Starting at the beginning of the items and ending at the line that contains "- legend-header: Temperature", reproduce those lines with "krediter" swapped for "lån" and everything else left unchanged.

▶ [DATASET RECORDS]
-----
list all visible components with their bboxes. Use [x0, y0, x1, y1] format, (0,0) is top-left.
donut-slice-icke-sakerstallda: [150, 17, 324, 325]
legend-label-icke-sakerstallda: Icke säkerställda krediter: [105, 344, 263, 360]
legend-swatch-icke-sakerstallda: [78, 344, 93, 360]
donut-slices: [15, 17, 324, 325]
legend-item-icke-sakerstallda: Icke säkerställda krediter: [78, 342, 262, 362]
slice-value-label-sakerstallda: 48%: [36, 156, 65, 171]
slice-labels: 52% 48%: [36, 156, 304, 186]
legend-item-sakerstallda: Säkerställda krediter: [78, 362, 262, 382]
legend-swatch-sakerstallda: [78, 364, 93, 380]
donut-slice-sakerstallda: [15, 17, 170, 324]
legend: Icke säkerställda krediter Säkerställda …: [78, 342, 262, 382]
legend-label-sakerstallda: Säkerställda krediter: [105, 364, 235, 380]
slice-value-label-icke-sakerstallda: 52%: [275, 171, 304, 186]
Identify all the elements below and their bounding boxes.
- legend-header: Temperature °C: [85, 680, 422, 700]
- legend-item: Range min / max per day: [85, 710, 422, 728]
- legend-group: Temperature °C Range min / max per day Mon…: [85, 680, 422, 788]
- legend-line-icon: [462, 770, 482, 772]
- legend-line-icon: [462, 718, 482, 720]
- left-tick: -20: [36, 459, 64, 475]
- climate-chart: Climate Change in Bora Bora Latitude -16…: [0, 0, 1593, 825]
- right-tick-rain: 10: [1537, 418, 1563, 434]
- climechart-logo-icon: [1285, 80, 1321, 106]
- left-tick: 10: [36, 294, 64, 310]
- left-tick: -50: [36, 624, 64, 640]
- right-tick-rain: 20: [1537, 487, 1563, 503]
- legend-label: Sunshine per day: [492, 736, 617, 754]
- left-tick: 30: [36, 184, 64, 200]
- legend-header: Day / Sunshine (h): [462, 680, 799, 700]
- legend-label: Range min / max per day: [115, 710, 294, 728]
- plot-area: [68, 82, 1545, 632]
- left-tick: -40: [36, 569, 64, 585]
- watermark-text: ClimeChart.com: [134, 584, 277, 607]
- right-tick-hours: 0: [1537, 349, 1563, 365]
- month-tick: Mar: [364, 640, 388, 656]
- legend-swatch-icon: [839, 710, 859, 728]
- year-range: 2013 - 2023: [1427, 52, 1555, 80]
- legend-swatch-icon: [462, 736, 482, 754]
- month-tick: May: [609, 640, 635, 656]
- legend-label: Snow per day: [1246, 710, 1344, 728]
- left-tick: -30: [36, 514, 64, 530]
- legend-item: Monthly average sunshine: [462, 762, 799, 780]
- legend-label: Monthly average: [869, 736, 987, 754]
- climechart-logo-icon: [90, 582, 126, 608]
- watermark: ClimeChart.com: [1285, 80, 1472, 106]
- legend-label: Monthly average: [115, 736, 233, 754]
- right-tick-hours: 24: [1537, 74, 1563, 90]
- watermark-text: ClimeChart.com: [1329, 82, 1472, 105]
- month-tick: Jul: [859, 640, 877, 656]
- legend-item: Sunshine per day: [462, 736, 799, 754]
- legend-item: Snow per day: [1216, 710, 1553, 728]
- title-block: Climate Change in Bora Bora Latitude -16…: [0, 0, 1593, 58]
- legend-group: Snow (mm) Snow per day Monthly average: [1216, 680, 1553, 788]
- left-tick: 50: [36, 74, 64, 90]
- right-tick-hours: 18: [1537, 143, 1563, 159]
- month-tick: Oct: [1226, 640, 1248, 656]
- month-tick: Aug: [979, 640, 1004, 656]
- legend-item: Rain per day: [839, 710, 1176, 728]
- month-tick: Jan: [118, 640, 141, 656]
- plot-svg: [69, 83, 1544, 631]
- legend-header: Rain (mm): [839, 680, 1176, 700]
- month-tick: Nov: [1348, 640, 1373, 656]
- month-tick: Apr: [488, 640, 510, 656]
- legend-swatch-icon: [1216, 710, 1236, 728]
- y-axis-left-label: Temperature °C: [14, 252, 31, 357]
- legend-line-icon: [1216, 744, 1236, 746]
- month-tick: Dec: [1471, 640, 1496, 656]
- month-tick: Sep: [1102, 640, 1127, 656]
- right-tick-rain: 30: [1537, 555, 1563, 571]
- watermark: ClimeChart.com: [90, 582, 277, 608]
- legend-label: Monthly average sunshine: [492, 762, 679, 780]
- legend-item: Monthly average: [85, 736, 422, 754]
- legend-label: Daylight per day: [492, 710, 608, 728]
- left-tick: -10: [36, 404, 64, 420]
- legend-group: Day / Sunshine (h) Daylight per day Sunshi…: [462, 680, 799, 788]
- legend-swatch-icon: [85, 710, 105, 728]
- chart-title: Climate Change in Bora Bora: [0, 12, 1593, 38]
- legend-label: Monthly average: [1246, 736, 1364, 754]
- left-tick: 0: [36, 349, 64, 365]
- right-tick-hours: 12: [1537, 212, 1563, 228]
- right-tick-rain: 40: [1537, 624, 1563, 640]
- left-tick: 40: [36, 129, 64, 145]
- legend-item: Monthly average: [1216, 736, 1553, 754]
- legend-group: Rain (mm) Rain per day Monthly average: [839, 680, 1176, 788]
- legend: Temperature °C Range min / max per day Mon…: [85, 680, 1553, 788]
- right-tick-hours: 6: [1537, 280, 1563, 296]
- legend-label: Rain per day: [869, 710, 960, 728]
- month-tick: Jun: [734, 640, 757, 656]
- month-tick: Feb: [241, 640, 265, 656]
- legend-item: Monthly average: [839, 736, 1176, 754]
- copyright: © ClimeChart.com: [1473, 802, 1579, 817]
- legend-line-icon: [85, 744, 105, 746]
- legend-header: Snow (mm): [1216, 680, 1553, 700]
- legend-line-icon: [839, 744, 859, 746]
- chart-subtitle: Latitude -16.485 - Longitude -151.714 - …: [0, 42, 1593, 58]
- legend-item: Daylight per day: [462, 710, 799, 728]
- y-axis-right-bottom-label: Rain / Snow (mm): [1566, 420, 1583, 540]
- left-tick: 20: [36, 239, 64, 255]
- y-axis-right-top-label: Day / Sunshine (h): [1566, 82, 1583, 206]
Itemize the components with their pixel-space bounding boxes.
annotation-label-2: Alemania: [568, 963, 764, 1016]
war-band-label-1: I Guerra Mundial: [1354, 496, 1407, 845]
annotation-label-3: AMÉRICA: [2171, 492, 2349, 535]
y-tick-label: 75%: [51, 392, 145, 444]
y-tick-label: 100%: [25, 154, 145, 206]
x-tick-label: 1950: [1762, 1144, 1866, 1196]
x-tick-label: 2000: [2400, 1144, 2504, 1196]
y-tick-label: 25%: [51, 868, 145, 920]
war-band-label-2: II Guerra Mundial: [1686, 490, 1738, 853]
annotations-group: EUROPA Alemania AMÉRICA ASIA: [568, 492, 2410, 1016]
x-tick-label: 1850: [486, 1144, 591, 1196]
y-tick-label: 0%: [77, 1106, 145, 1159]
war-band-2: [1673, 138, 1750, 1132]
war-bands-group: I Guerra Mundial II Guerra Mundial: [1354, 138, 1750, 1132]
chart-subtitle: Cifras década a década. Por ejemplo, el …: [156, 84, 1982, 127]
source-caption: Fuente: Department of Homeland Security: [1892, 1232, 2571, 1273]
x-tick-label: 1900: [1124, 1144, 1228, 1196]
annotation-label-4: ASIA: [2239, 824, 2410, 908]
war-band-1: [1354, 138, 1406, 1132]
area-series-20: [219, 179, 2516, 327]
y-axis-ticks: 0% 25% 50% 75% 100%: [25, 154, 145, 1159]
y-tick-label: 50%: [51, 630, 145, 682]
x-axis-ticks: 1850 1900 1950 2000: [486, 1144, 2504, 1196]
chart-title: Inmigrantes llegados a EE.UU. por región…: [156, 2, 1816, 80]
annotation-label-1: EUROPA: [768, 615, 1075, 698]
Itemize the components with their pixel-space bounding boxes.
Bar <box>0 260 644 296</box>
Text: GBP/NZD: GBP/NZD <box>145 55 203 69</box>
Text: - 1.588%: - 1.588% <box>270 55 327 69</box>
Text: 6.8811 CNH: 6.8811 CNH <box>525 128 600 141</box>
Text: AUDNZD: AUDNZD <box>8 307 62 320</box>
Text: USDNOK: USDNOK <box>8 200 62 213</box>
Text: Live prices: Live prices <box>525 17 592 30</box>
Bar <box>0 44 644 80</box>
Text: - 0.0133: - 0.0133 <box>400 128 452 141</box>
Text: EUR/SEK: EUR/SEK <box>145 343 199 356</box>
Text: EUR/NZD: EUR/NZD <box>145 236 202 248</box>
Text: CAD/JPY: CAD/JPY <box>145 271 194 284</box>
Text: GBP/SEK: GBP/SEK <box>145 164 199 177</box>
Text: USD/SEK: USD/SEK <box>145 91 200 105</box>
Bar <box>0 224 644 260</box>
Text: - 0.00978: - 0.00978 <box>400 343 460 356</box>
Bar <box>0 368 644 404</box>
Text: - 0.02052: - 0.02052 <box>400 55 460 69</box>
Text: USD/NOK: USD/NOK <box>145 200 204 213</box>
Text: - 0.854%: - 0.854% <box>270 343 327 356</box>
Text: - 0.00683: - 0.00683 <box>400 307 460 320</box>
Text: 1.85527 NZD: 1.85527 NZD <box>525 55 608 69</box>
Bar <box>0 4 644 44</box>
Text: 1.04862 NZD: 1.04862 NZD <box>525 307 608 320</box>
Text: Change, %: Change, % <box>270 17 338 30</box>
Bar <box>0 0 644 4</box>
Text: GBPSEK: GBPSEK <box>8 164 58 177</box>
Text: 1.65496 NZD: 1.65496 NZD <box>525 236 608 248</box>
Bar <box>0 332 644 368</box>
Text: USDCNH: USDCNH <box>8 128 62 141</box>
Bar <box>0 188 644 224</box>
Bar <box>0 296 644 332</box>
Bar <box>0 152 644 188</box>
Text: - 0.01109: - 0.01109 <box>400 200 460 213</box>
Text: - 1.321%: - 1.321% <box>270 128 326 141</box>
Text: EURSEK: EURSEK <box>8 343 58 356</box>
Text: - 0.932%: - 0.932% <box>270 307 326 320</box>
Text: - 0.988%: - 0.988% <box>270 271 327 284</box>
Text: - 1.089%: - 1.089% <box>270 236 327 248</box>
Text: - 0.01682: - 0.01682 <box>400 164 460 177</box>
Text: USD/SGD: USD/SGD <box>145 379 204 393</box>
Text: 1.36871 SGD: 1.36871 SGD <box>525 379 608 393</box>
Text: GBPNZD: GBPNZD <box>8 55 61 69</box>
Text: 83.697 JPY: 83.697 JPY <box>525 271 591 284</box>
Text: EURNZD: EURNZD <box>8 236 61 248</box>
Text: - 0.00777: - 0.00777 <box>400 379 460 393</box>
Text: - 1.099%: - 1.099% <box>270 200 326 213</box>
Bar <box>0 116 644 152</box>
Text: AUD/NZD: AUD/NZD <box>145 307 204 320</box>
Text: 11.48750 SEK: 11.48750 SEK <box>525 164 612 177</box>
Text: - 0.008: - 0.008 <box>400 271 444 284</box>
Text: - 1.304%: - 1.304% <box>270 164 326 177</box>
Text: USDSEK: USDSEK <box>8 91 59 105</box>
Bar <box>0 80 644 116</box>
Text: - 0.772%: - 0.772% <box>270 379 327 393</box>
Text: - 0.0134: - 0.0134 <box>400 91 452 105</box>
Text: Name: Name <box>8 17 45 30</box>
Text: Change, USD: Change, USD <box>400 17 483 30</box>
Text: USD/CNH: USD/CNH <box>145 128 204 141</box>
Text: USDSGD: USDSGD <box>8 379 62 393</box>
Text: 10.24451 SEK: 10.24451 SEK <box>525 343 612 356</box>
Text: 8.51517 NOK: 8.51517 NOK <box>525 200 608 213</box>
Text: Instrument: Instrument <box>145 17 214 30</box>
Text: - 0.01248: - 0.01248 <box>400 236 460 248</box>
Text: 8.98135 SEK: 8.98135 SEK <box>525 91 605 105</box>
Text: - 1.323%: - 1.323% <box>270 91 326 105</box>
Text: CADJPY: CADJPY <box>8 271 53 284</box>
-----
▶ [EXPECTED ANSWER]
list all visible components with their bboxes. Use [x0, y0, x1, y1] format, (0,0) is top-left.
donut-slice-icke-sakerstallda: [150, 17, 324, 325]
legend-label-icke-sakerstallda: Icke säkerställda lån: [105, 344, 263, 360]
legend-swatch-icke-sakerstallda: [78, 344, 93, 360]
donut-slices: [15, 17, 324, 325]
legend-item-icke-sakerstallda: Icke säkerställda lån: [78, 342, 262, 362]
slice-value-label-sakerstallda: 48%: [36, 156, 65, 171]
slice-labels: 52% 48%: [36, 156, 304, 186]
legend-item-sakerstallda: Säkerställda lån: [78, 362, 262, 382]
legend-swatch-sakerstallda: [78, 364, 93, 380]
donut-slice-sakerstallda: [15, 17, 170, 324]
legend: Icke säkerställda lån Säkerställda …: [78, 342, 262, 382]
legend-label-sakerstallda: Säkerställda lån: [105, 364, 235, 380]
slice-value-label-icke-sakerstallda: 52%: [275, 171, 304, 186]
Identify all the elements below and their bounding boxes.
- legend-header: Temperature °C: [85, 680, 422, 700]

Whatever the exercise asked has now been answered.